WHAT YOU SHOULD DO
Rewrite the entries below, swapping each "interactable" for "clickable" and keeping everything else the same.

PROVIDED RECORDS

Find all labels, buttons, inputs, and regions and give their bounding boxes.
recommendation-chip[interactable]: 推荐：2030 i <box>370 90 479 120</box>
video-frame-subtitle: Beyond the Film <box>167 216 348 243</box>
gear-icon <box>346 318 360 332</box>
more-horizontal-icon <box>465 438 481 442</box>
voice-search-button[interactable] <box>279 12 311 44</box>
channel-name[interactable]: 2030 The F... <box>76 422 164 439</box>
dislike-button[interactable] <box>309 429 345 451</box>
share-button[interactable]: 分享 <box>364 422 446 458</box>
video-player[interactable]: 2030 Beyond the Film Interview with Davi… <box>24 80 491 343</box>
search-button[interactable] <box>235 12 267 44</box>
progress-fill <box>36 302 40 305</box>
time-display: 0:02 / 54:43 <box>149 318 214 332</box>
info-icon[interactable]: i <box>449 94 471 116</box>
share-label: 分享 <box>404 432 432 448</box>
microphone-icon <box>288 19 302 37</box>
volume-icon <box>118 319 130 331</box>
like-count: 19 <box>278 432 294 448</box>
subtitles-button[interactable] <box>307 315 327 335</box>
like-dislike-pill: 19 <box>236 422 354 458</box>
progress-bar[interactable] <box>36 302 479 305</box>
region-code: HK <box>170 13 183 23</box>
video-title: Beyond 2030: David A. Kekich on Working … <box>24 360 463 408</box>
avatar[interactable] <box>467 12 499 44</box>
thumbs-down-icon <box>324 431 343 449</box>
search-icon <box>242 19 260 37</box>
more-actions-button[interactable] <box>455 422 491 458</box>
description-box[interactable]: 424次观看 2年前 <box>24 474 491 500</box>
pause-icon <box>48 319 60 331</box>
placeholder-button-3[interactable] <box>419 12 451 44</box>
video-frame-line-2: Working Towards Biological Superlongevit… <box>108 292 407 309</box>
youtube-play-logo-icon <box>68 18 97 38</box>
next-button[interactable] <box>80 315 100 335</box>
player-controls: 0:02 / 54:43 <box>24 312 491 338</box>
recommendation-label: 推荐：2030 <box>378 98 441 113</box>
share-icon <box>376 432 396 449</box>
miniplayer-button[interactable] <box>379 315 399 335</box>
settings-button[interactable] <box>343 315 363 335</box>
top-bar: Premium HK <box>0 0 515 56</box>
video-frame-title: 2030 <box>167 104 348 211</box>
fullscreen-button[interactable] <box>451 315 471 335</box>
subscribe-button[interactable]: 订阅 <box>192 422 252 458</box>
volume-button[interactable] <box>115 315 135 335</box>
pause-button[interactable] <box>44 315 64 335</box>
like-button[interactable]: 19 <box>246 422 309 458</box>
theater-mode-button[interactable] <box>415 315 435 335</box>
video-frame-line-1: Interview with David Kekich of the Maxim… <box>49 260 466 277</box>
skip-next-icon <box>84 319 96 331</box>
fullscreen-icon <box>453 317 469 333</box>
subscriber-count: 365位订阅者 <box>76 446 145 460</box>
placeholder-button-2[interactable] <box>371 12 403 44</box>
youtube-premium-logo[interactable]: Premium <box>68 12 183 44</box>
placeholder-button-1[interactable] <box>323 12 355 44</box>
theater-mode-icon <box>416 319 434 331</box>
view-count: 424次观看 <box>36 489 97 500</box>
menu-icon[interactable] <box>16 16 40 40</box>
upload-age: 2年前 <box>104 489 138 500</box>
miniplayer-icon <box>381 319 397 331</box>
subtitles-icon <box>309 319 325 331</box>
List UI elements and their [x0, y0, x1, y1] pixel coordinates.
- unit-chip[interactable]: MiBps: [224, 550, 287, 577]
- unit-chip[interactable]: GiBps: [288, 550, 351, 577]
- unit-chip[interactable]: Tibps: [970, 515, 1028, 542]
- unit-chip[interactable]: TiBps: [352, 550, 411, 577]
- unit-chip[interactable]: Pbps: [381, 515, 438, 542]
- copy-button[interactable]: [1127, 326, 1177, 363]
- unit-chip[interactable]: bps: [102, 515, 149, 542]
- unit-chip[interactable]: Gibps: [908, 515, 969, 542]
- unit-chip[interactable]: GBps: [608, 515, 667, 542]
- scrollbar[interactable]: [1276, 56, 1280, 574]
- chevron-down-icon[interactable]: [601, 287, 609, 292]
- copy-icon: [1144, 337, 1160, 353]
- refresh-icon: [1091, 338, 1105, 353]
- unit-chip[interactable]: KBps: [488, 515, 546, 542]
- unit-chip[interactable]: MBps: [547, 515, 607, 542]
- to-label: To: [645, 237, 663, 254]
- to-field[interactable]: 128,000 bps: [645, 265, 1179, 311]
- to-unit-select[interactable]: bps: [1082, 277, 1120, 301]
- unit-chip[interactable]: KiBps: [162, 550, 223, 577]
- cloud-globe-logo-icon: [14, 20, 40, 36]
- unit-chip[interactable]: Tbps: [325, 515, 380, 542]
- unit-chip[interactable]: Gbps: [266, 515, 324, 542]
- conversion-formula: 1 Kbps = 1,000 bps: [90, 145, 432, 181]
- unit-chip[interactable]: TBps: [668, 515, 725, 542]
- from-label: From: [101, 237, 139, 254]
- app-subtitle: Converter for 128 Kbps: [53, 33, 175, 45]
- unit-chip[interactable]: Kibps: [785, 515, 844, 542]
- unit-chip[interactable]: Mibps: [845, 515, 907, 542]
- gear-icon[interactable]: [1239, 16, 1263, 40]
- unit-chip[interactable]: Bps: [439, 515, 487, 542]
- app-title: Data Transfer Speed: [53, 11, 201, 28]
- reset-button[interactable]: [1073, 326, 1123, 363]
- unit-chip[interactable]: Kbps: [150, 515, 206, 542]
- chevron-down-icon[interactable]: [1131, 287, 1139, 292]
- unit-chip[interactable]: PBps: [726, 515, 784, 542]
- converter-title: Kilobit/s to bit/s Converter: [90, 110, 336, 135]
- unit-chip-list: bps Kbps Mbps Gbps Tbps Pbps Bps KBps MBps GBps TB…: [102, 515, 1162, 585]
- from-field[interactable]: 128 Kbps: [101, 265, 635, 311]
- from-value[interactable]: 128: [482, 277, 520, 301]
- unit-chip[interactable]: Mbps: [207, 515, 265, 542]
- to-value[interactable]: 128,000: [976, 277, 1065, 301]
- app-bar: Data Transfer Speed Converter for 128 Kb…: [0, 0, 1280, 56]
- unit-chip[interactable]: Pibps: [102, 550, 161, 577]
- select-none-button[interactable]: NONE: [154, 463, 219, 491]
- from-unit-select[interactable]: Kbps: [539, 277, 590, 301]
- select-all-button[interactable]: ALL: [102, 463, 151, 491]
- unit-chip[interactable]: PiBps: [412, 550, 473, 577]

THE RESPONSE
Find all labels, buttons, inputs, and regions and give their bounding boxes.
recommendation-chip[clickable]: 推荐：2030 i <box>370 90 479 120</box>
video-frame-subtitle: Beyond the Film <box>167 216 348 243</box>
gear-icon <box>346 318 360 332</box>
more-horizontal-icon <box>465 438 481 442</box>
voice-search-button[clickable] <box>279 12 311 44</box>
channel-name[clickable]: 2030 The F... <box>76 422 164 439</box>
dislike-button[clickable] <box>309 429 345 451</box>
share-button[clickable]: 分享 <box>364 422 446 458</box>
video-player[clickable]: 2030 Beyond the Film Interview with Davi… <box>24 80 491 343</box>
search-button[clickable] <box>235 12 267 44</box>
progress-fill <box>36 302 40 305</box>
time-display: 0:02 / 54:43 <box>149 318 214 332</box>
info-icon[clickable]: i <box>449 94 471 116</box>
share-label: 分享 <box>404 432 432 448</box>
microphone-icon <box>288 19 302 37</box>
volume-icon <box>118 319 130 331</box>
like-count: 19 <box>278 432 294 448</box>
subtitles-button[clickable] <box>307 315 327 335</box>
like-dislike-pill: 19 <box>236 422 354 458</box>
progress-bar[clickable] <box>36 302 479 305</box>
region-code: HK <box>170 13 183 23</box>
video-title: Beyond 2030: David A. Kekich on Working … <box>24 360 463 408</box>
avatar[clickable] <box>467 12 499 44</box>
thumbs-down-icon <box>324 431 343 449</box>
search-icon <box>242 19 260 37</box>
more-actions-button[clickable] <box>455 422 491 458</box>
description-box[clickable]: 424次观看 2年前 <box>24 474 491 500</box>
pause-icon <box>48 319 60 331</box>
placeholder-button-3[clickable] <box>419 12 451 44</box>
video-frame-line-2: Working Towards Biological Superlongevit… <box>108 292 407 309</box>
youtube-play-logo-icon <box>68 18 97 38</box>
next-button[clickable] <box>80 315 100 335</box>
player-controls: 0:02 / 54:43 <box>24 312 491 338</box>
recommendation-label: 推荐：2030 <box>378 98 441 113</box>
share-icon <box>376 432 396 449</box>
miniplayer-button[clickable] <box>379 315 399 335</box>
settings-button[clickable] <box>343 315 363 335</box>
top-bar: Premium HK <box>0 0 515 56</box>
video-frame-title: 2030 <box>167 104 348 211</box>
fullscreen-button[clickable] <box>451 315 471 335</box>
subscribe-button[clickable]: 订阅 <box>192 422 252 458</box>
volume-button[clickable] <box>115 315 135 335</box>
pause-button[clickable] <box>44 315 64 335</box>
like-button[clickable]: 19 <box>246 422 309 458</box>
theater-mode-button[clickable] <box>415 315 435 335</box>
video-frame-line-1: Interview with David Kekich of the Maxim… <box>49 260 466 277</box>
skip-next-icon <box>84 319 96 331</box>
fullscreen-icon <box>453 317 469 333</box>
subscriber-count: 365位订阅者 <box>76 446 145 460</box>
placeholder-button-2[clickable] <box>371 12 403 44</box>
youtube-premium-logo[clickable]: Premium <box>68 12 183 44</box>
placeholder-button-1[clickable] <box>323 12 355 44</box>
theater-mode-icon <box>416 319 434 331</box>
view-count: 424次观看 <box>36 489 97 500</box>
menu-icon[clickable] <box>16 16 40 40</box>
upload-age: 2年前 <box>104 489 138 500</box>
miniplayer-icon <box>381 319 397 331</box>
subtitles-icon <box>309 319 325 331</box>
List UI elements and their [x0, y0, x1, y1] pixel coordinates.
- unit-chip[clickable]: MiBps: [224, 550, 287, 577]
- unit-chip[clickable]: GiBps: [288, 550, 351, 577]
- unit-chip[clickable]: Tibps: [970, 515, 1028, 542]
- unit-chip[clickable]: TiBps: [352, 550, 411, 577]
- unit-chip[clickable]: Pbps: [381, 515, 438, 542]
- copy-button[clickable]: [1127, 326, 1177, 363]
- unit-chip[clickable]: bps: [102, 515, 149, 542]
- unit-chip[clickable]: Gibps: [908, 515, 969, 542]
- unit-chip[clickable]: GBps: [608, 515, 667, 542]
- scrollbar[clickable]: [1276, 56, 1280, 574]
- chevron-down-icon[clickable]: [601, 287, 609, 292]
- copy-icon: [1144, 337, 1160, 353]
- refresh-icon: [1091, 338, 1105, 353]
- unit-chip[clickable]: KBps: [488, 515, 546, 542]
- unit-chip[clickable]: MBps: [547, 515, 607, 542]
- to-label: To: [645, 237, 663, 254]
- to-field[clickable]: 128,000 bps: [645, 265, 1179, 311]
- to-unit-select[clickable]: bps: [1082, 277, 1120, 301]
- unit-chip[clickable]: KiBps: [162, 550, 223, 577]
- cloud-globe-logo-icon: [14, 20, 40, 36]
- unit-chip[clickable]: Tbps: [325, 515, 380, 542]
- unit-chip[clickable]: Gbps: [266, 515, 324, 542]
- conversion-formula: 1 Kbps = 1,000 bps: [90, 145, 432, 181]
- unit-chip[clickable]: TBps: [668, 515, 725, 542]
- from-label: From: [101, 237, 139, 254]
- app-subtitle: Converter for 128 Kbps: [53, 33, 175, 45]
- unit-chip[clickable]: Kibps: [785, 515, 844, 542]
- unit-chip[clickable]: Mibps: [845, 515, 907, 542]
- gear-icon[clickable]: [1239, 16, 1263, 40]
- unit-chip[clickable]: Bps: [439, 515, 487, 542]
- app-title: Data Transfer Speed: [53, 11, 201, 28]
- reset-button[clickable]: [1073, 326, 1123, 363]
- unit-chip[clickable]: Kbps: [150, 515, 206, 542]
- chevron-down-icon[clickable]: [1131, 287, 1139, 292]
- unit-chip[clickable]: PBps: [726, 515, 784, 542]
- converter-title: Kilobit/s to bit/s Converter: [90, 110, 336, 135]
- unit-chip-list: bps Kbps Mbps Gbps Tbps Pbps Bps KBps MBps GBps TB…: [102, 515, 1162, 585]
- from-field[clickable]: 128 Kbps: [101, 265, 635, 311]
- from-value[clickable]: 128: [482, 277, 520, 301]
- unit-chip[clickable]: Mbps: [207, 515, 265, 542]
- to-value[clickable]: 128,000: [976, 277, 1065, 301]
- app-bar: Data Transfer Speed Converter for 128 Kb…: [0, 0, 1280, 56]
- unit-chip[clickable]: Pibps: [102, 550, 161, 577]
- select-none-button[clickable]: NONE: [154, 463, 219, 491]
- from-unit-select[clickable]: Kbps: [539, 277, 590, 301]
- select-all-button[clickable]: ALL: [102, 463, 151, 491]
- unit-chip[clickable]: PiBps: [412, 550, 473, 577]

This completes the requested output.